§ OBJECTIVE
Report each line below that contains the string "stripe", copying it in full.

§ INFORMATION GIVEN

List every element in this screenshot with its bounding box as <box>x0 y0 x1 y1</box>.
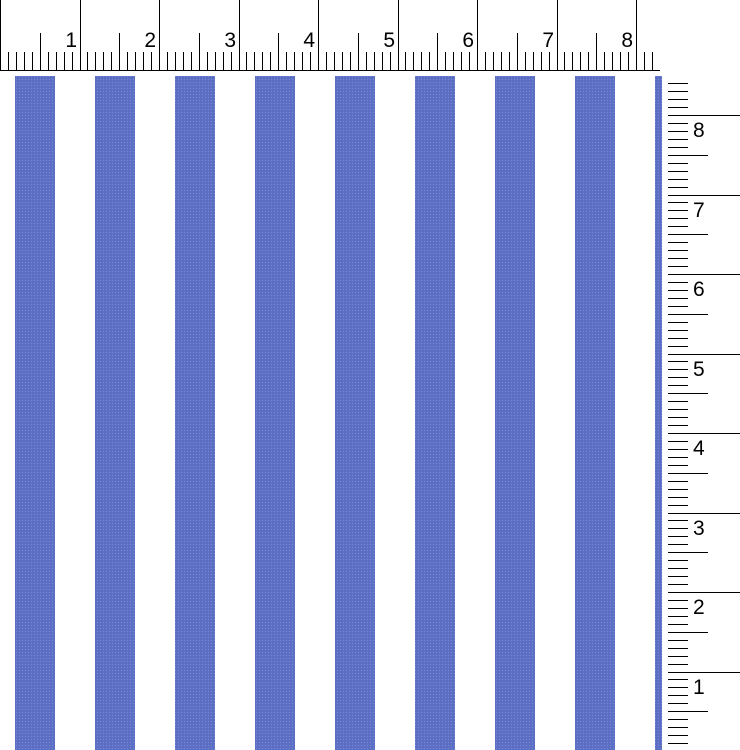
ruler-label: 6 <box>693 278 705 301</box>
stripe <box>415 76 455 750</box>
ruler-label: 3 <box>693 517 705 540</box>
ruler-label: 7 <box>542 29 554 52</box>
ruler-label: 6 <box>462 29 474 52</box>
ruler-label: 3 <box>224 29 236 52</box>
stripe <box>575 76 615 750</box>
ruler-label: 8 <box>693 119 705 142</box>
stripe <box>495 76 535 750</box>
ruler-label: 5 <box>383 29 395 52</box>
stripe <box>255 76 295 750</box>
ruler-label: 2 <box>693 596 705 619</box>
ruler-label: 4 <box>693 437 705 460</box>
ruler-label: 2 <box>144 29 156 52</box>
stripe <box>15 76 55 750</box>
stripe <box>335 76 375 750</box>
stripe-pattern <box>15 76 662 750</box>
stripe <box>95 76 135 750</box>
ruler-label: 1 <box>693 676 705 699</box>
right-ruler: 8 7 6 5 4 3 2 1 <box>668 83 740 744</box>
stripe <box>655 76 662 750</box>
ruler-label: 1 <box>65 29 77 52</box>
ruler-label: 8 <box>621 29 633 52</box>
ruler-label: 4 <box>303 29 315 52</box>
stripe <box>175 76 215 750</box>
top-ruler: 1 2 3 4 5 6 7 8 <box>0 0 660 71</box>
ruler-label: 7 <box>693 199 705 222</box>
ruler-label: 5 <box>693 358 705 381</box>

§ EXERCISE ANSWER
stripe <box>415 76 455 750</box>
stripe <box>575 76 615 750</box>
stripe <box>495 76 535 750</box>
stripe <box>255 76 295 750</box>
stripe <box>15 76 55 750</box>
stripe <box>335 76 375 750</box>
stripe-pattern <box>15 76 662 750</box>
stripe <box>95 76 135 750</box>
stripe <box>655 76 662 750</box>
stripe <box>175 76 215 750</box>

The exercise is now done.